STATED PROBLEM: Reproduce all the entries exactly and keep the pictures out.

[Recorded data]

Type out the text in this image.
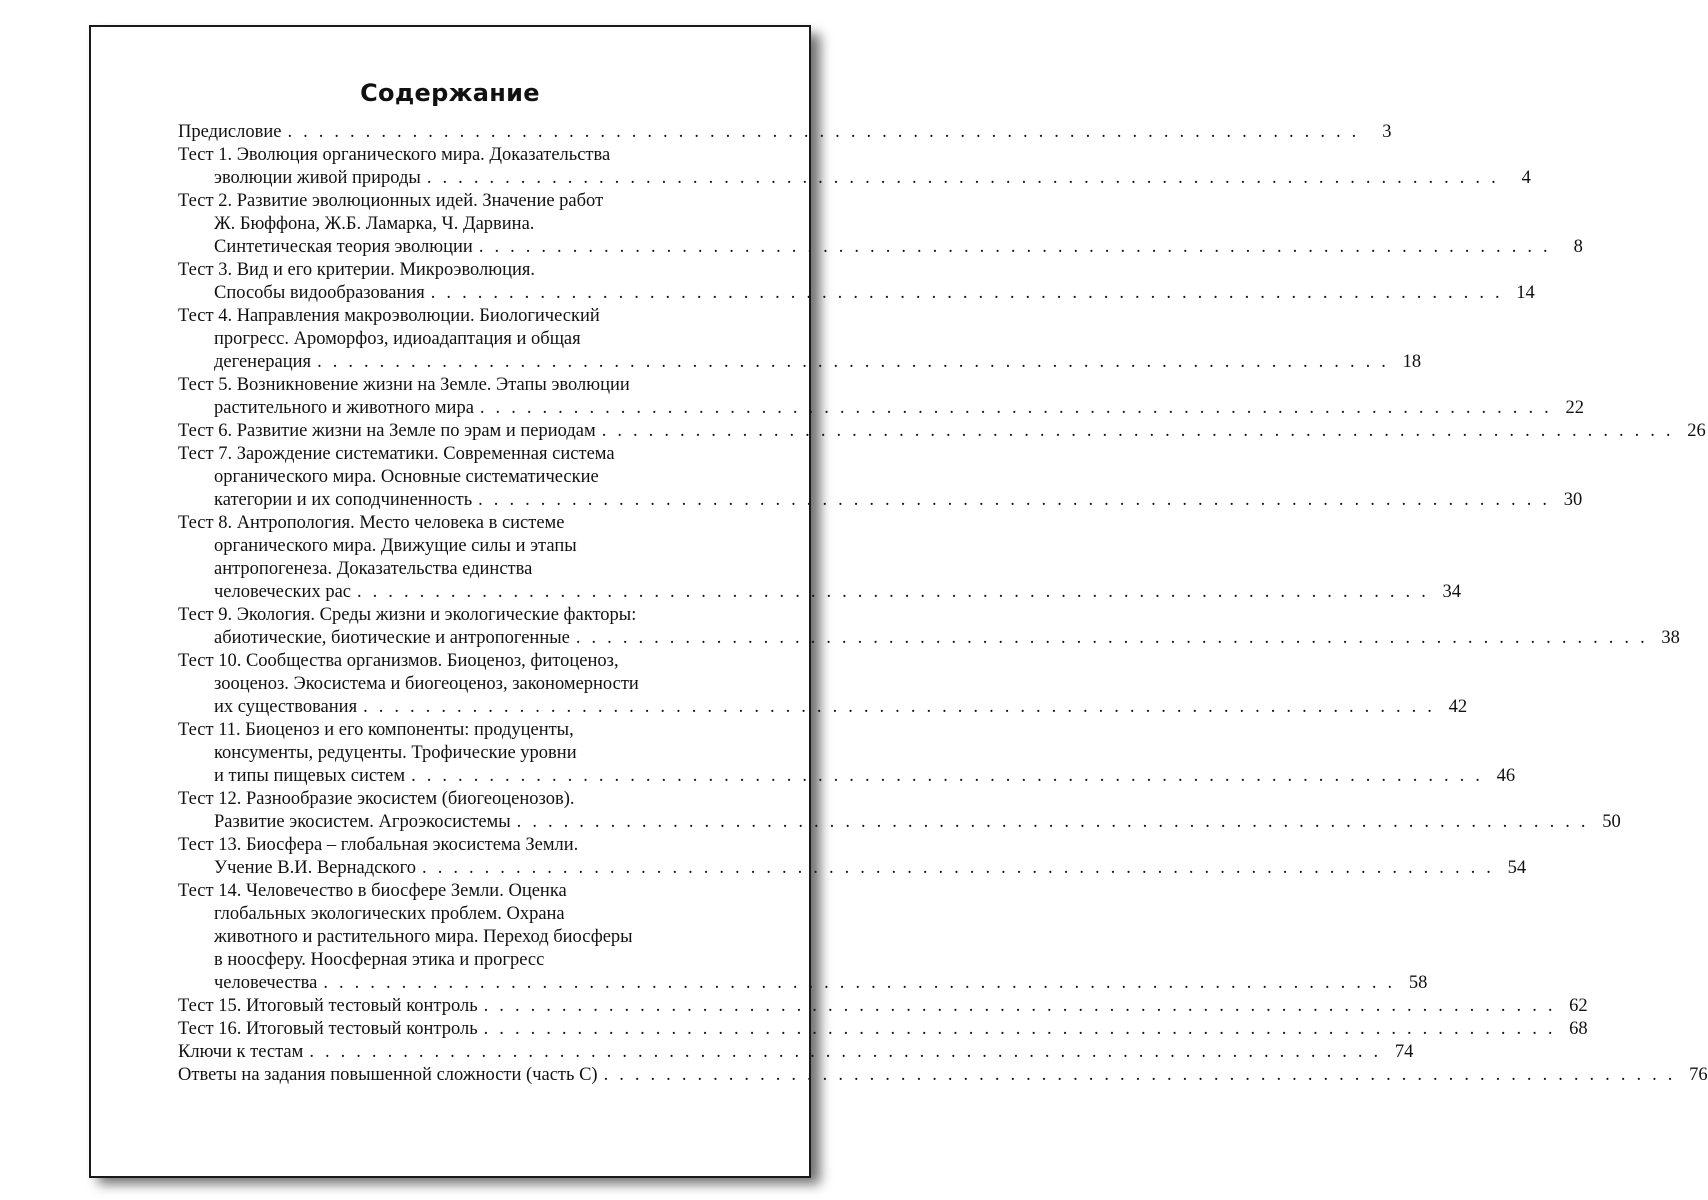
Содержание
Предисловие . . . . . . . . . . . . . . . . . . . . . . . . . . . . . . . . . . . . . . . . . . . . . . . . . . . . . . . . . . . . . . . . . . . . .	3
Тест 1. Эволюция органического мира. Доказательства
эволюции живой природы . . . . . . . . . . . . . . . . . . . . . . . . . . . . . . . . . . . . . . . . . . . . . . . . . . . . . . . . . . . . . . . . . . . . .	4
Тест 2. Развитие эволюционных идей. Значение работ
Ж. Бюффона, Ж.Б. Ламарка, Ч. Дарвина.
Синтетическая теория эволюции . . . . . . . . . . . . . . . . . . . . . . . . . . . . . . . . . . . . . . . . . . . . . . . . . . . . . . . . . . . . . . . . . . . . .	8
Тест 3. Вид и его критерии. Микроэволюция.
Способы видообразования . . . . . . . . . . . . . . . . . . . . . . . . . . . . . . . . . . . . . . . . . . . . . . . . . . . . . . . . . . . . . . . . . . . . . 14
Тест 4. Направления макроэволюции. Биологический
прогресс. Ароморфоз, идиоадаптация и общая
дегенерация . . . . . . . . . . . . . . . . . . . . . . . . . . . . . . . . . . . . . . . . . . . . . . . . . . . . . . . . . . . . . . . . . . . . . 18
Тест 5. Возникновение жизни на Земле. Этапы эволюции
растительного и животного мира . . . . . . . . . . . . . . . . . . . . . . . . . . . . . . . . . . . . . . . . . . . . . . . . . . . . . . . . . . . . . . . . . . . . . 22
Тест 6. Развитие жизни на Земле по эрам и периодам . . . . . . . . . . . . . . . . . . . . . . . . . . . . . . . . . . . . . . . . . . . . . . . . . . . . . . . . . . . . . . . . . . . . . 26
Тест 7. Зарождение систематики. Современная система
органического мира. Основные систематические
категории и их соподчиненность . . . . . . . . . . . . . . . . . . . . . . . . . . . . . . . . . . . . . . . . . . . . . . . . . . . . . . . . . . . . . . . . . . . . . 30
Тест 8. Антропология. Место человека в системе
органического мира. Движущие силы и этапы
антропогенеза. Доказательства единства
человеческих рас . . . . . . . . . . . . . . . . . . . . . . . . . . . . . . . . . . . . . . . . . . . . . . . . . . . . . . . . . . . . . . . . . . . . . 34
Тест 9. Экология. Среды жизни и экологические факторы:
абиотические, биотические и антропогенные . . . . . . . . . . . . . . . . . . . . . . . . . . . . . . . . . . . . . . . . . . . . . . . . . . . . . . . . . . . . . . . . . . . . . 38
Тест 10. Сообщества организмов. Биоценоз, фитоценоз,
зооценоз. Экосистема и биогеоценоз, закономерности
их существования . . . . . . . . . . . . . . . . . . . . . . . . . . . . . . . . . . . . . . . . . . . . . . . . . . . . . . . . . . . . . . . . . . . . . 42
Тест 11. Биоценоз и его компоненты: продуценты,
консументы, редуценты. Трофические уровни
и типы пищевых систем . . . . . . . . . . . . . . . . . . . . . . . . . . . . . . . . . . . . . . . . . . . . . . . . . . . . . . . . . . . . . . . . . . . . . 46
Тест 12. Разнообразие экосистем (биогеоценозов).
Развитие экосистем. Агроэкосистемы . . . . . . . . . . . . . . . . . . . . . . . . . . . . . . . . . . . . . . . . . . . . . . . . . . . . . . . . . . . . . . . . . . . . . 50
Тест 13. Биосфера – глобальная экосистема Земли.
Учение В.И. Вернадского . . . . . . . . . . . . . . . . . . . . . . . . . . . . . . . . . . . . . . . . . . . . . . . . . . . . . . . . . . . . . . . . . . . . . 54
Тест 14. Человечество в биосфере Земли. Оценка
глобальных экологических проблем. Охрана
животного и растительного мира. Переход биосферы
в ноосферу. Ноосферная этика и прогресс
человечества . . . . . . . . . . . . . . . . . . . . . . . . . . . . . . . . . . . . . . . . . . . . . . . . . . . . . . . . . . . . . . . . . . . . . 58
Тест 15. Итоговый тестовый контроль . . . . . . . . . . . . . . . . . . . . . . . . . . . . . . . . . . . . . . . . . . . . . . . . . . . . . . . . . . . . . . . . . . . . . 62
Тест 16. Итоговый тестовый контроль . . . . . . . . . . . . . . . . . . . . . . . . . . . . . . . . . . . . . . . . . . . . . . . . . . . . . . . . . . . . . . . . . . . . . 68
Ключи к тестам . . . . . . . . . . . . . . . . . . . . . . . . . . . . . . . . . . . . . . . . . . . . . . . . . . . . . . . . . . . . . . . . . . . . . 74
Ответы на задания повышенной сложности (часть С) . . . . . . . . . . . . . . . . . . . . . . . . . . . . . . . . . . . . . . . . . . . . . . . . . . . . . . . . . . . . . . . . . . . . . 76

SOLUTION TO THIS EXERCISE:
Type out the text in this image.
Содержание
Предисловие . . . . . . . . . . . . . . . . . . . . . . . . . . . . . . . . . . . . . . . . . . . . . . . . . . . . . . . . . . . . . . . . . . . . .	3
Тест 1. Эволюция органического мира. Доказательства
эволюции живой природы . . . . . . . . . . . . . . . . . . . . . . . . . . . . . . . . . . . . . . . . . . . . . . . . . . . . . . . . . . . . . . . . . . . . .	4
Тест 2. Развитие эволюционных идей. Значение работ
Ж. Бюффона, Ж.Б. Ламарка, Ч. Дарвина.
Синтетическая теория эволюции . . . . . . . . . . . . . . . . . . . . . . . . . . . . . . . . . . . . . . . . . . . . . . . . . . . . . . . . . . . . . . . . . . . . .	8
Тест 3. Вид и его критерии. Микроэволюция.
Способы видообразования . . . . . . . . . . . . . . . . . . . . . . . . . . . . . . . . . . . . . . . . . . . . . . . . . . . . . . . . . . . . . . . . . . . . . 14
Тест 4. Направления макроэволюции. Биологический
прогресс. Ароморфоз, идиоадаптация и общая
дегенерация . . . . . . . . . . . . . . . . . . . . . . . . . . . . . . . . . . . . . . . . . . . . . . . . . . . . . . . . . . . . . . . . . . . . . 18
Тест 5. Возникновение жизни на Земле. Этапы эволюции
растительного и животного мира . . . . . . . . . . . . . . . . . . . . . . . . . . . . . . . . . . . . . . . . . . . . . . . . . . . . . . . . . . . . . . . . . . . . . 22
Тест 6. Развитие жизни на Земле по эрам и периодам . . . . . . . . . . . . . . . . . . . . . . . . . . . . . . . . . . . . . . . . . . . . . . . . . . . . . . . . . . . . . . . . . . . . . 26
Тест 7. Зарождение систематики. Современная система
органического мира. Основные систематические
категории и их соподчиненность . . . . . . . . . . . . . . . . . . . . . . . . . . . . . . . . . . . . . . . . . . . . . . . . . . . . . . . . . . . . . . . . . . . . . 30
Тест 8. Антропология. Место человека в системе
органического мира. Движущие силы и этапы
антропогенеза. Доказательства единства
человеческих рас . . . . . . . . . . . . . . . . . . . . . . . . . . . . . . . . . . . . . . . . . . . . . . . . . . . . . . . . . . . . . . . . . . . . . 34
Тест 9. Экология. Среды жизни и экологические факторы:
абиотические, биотические и антропогенные . . . . . . . . . . . . . . . . . . . . . . . . . . . . . . . . . . . . . . . . . . . . . . . . . . . . . . . . . . . . . . . . . . . . . 38
Тест 10. Сообщества организмов. Биоценоз, фитоценоз,
зооценоз. Экосистема и биогеоценоз, закономерности
их существования . . . . . . . . . . . . . . . . . . . . . . . . . . . . . . . . . . . . . . . . . . . . . . . . . . . . . . . . . . . . . . . . . . . . . 42
Тест 11. Биоценоз и его компоненты: продуценты,
консументы, редуценты. Трофические уровни
и типы пищевых систем . . . . . . . . . . . . . . . . . . . . . . . . . . . . . . . . . . . . . . . . . . . . . . . . . . . . . . . . . . . . . . . . . . . . . 46
Тест 12. Разнообразие экосистем (биогеоценозов).
Развитие экосистем. Агроэкосистемы . . . . . . . . . . . . . . . . . . . . . . . . . . . . . . . . . . . . . . . . . . . . . . . . . . . . . . . . . . . . . . . . . . . . . 50
Тест 13. Биосфера – глобальная экосистема Земли.
Учение В.И. Вернадского . . . . . . . . . . . . . . . . . . . . . . . . . . . . . . . . . . . . . . . . . . . . . . . . . . . . . . . . . . . . . . . . . . . . . 54
Тест 14. Человечество в биосфере Земли. Оценка
глобальных экологических проблем. Охрана
животного и растительного мира. Переход биосферы
в ноосферу. Ноосферная этика и прогресс
человечества . . . . . . . . . . . . . . . . . . . . . . . . . . . . . . . . . . . . . . . . . . . . . . . . . . . . . . . . . . . . . . . . . . . . . 58
Тест 15. Итоговый тестовый контроль . . . . . . . . . . . . . . . . . . . . . . . . . . . . . . . . . . . . . . . . . . . . . . . . . . . . . . . . . . . . . . . . . . . . . 62
Тест 16. Итоговый тестовый контроль . . . . . . . . . . . . . . . . . . . . . . . . . . . . . . . . . . . . . . . . . . . . . . . . . . . . . . . . . . . . . . . . . . . . . 68
Ключи к тестам . . . . . . . . . . . . . . . . . . . . . . . . . . . . . . . . . . . . . . . . . . . . . . . . . . . . . . . . . . . . . . . . . . . . . 74
Ответы на задания повышенной сложности (часть С) . . . . . . . . . . . . . . . . . . . . . . . . . . . . . . . . . . . . . . . . . . . . . . . . . . . . . . . . . . . . . . . . . . . . . 76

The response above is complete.